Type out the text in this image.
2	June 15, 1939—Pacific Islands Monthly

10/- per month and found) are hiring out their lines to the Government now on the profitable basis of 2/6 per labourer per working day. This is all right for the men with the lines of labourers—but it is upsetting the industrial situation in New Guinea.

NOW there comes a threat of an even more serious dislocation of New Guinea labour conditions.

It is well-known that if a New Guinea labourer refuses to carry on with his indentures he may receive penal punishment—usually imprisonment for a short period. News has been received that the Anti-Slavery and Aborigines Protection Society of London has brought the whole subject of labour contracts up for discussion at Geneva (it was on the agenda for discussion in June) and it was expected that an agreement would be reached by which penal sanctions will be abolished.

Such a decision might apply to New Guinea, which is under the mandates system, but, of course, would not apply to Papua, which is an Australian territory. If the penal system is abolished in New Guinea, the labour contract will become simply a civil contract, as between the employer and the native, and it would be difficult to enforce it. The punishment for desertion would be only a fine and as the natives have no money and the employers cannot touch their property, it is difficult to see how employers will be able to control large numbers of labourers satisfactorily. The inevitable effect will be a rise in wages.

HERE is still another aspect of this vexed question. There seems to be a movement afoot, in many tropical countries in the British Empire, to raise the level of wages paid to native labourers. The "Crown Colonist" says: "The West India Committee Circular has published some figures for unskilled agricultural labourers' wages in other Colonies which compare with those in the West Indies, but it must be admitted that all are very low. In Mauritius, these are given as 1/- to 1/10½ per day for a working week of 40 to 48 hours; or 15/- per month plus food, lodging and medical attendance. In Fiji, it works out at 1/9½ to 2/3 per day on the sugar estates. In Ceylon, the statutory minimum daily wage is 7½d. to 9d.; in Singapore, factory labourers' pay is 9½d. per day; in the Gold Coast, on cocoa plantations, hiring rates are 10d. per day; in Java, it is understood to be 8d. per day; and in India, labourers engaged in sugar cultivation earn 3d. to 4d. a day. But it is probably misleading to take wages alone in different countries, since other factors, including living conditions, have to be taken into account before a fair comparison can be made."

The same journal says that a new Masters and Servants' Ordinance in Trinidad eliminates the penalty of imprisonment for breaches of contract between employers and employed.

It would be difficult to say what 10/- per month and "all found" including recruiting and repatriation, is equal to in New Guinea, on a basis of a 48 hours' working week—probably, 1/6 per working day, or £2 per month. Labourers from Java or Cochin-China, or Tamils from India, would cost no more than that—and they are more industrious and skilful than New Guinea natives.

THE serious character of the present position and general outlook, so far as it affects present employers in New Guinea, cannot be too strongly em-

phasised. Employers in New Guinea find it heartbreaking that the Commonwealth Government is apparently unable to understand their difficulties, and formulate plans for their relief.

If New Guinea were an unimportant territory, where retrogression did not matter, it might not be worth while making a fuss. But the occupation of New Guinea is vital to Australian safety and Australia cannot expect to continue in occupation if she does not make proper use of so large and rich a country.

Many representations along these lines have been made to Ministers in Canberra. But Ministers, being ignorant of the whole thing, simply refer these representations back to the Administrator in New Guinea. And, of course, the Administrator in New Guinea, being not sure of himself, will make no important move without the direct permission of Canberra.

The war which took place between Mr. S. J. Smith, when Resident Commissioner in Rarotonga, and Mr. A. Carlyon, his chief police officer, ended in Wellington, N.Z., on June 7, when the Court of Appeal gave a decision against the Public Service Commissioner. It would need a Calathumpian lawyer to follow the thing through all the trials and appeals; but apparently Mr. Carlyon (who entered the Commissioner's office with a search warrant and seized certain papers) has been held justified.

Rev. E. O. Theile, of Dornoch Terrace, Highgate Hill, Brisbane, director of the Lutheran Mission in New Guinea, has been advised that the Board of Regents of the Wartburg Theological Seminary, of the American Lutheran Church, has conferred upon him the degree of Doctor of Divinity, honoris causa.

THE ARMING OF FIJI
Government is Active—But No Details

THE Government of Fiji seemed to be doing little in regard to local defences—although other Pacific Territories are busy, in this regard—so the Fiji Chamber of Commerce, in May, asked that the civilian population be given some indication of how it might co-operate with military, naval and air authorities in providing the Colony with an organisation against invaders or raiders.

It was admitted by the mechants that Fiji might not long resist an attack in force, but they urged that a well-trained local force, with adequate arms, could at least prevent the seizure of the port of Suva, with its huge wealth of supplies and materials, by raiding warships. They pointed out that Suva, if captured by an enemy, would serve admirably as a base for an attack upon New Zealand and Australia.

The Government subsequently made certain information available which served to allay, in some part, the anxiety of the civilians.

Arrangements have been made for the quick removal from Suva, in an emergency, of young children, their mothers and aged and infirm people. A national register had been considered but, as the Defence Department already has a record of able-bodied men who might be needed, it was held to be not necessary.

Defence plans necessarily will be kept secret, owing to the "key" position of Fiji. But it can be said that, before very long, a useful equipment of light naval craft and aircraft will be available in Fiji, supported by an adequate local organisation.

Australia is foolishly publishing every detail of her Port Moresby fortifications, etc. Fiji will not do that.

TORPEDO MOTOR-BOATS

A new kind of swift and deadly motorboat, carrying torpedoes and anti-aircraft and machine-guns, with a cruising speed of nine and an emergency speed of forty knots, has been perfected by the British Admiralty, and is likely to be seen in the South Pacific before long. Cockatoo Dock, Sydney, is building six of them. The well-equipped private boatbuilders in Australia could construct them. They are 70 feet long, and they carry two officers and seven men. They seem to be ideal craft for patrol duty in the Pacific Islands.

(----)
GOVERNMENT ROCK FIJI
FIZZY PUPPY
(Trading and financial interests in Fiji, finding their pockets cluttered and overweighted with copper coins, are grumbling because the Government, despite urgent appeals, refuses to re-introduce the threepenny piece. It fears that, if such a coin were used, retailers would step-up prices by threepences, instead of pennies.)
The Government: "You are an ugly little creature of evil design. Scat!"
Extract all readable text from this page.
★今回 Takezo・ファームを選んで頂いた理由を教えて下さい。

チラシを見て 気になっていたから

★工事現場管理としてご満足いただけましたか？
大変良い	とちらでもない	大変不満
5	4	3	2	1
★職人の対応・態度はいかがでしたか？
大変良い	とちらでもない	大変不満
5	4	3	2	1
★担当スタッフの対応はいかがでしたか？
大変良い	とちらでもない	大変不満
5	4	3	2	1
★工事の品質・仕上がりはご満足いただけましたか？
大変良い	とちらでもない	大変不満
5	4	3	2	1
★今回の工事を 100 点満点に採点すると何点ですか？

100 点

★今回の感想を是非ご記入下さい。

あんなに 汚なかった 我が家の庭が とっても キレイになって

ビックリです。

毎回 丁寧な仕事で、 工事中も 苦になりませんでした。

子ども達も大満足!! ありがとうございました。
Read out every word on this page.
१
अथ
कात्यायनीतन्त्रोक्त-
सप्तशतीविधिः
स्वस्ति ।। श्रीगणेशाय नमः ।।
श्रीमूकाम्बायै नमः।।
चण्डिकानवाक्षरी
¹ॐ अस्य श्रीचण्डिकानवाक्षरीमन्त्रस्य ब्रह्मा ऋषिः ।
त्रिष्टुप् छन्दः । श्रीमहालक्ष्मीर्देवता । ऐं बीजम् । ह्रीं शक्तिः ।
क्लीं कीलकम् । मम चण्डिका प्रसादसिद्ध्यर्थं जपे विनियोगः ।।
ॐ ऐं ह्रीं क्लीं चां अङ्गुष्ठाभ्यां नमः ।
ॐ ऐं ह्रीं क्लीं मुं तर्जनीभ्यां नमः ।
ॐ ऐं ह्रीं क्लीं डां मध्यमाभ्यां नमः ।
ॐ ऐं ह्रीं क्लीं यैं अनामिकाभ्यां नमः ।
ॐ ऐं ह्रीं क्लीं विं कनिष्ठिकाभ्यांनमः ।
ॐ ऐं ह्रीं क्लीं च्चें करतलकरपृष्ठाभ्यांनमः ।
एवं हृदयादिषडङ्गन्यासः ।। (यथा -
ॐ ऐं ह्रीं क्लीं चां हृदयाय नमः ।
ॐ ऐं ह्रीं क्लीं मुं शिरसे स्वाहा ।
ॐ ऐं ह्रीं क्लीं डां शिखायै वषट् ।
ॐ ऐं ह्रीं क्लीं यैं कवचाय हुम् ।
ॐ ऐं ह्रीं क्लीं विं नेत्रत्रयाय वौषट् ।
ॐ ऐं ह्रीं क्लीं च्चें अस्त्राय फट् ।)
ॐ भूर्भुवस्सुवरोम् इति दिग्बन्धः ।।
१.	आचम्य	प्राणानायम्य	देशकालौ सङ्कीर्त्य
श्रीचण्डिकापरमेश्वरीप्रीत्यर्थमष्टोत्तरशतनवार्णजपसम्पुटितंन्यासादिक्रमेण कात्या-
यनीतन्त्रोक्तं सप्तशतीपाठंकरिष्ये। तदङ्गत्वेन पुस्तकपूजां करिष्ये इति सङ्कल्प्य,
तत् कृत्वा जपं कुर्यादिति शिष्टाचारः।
_ _ _ _ _ _ _
Copy exactly, and only, the lines from the one containing "Read out every word on this page." through the last line of the listing.

Read out every word on this page.
१
अथ
कात्यायनीतन्त्रोक्त-
सप्तशतीविधिः
स्वस्ति ।। श्रीगणेशाय नमः ।।
श्रीमूकाम्बायै नमः।।
चण्डिकानवाक्षरी
¹ॐ अस्य श्रीचण्डिकानवाक्षरीमन्त्रस्य ब्रह्मा ऋषिः ।
त्रिष्टुप् छन्दः । श्रीमहालक्ष्मीर्देवता । ऐं बीजम् । ह्रीं शक्तिः ।
क्लीं कीलकम् । मम चण्डिका प्रसादसिद्ध्यर्थं जपे विनियोगः ।।
ॐ ऐं ह्रीं क्लीं चां अङ्गुष्ठाभ्यां नमः ।
ॐ ऐं ह्रीं क्लीं मुं तर्जनीभ्यां नमः ।
ॐ ऐं ह्रीं क्लीं डां मध्यमाभ्यां नमः ।
ॐ ऐं ह्रीं क्लीं यैं अनामिकाभ्यां नमः ।
ॐ ऐं ह्रीं क्लीं विं कनिष्ठिकाभ्यांनमः ।
ॐ ऐं ह्रीं क्लीं च्चें करतलकरपृष्ठाभ्यांनमः ।
एवं हृदयादिषडङ्गन्यासः ।। (यथा -
ॐ ऐं ह्रीं क्लीं चां हृदयाय नमः ।
ॐ ऐं ह्रीं क्लीं मुं शिरसे स्वाहा ।
ॐ ऐं ह्रीं क्लीं डां शिखायै वषट् ।
ॐ ऐं ह्रीं क्लीं यैं कवचाय हुम् ।
ॐ ऐं ह्रीं क्लीं विं नेत्रत्रयाय वौषट् ।
ॐ ऐं ह्रीं क्लीं च्चें अस्त्राय फट् ।)
ॐ भूर्भुवस्सुवरोम् इति दिग्बन्धः ।।
१.	आचम्य	प्राणानायम्य	देशकालौ सङ्कीर्त्य
श्रीचण्डिकापरमेश्वरीप्रीत्यर्थमष्टोत्तरशतनवार्णजपसम्पुटितंन्यासादिक्रमेण कात्या-
यनीतन्त्रोक्तं सप्तशतीपाठंकरिष्ये। तदङ्गत्वेन पुस्तकपूजां करिष्ये इति सङ्कल्प्य,
तत् कृत्वा जपं कुर्यादिति शिष्टाचारः।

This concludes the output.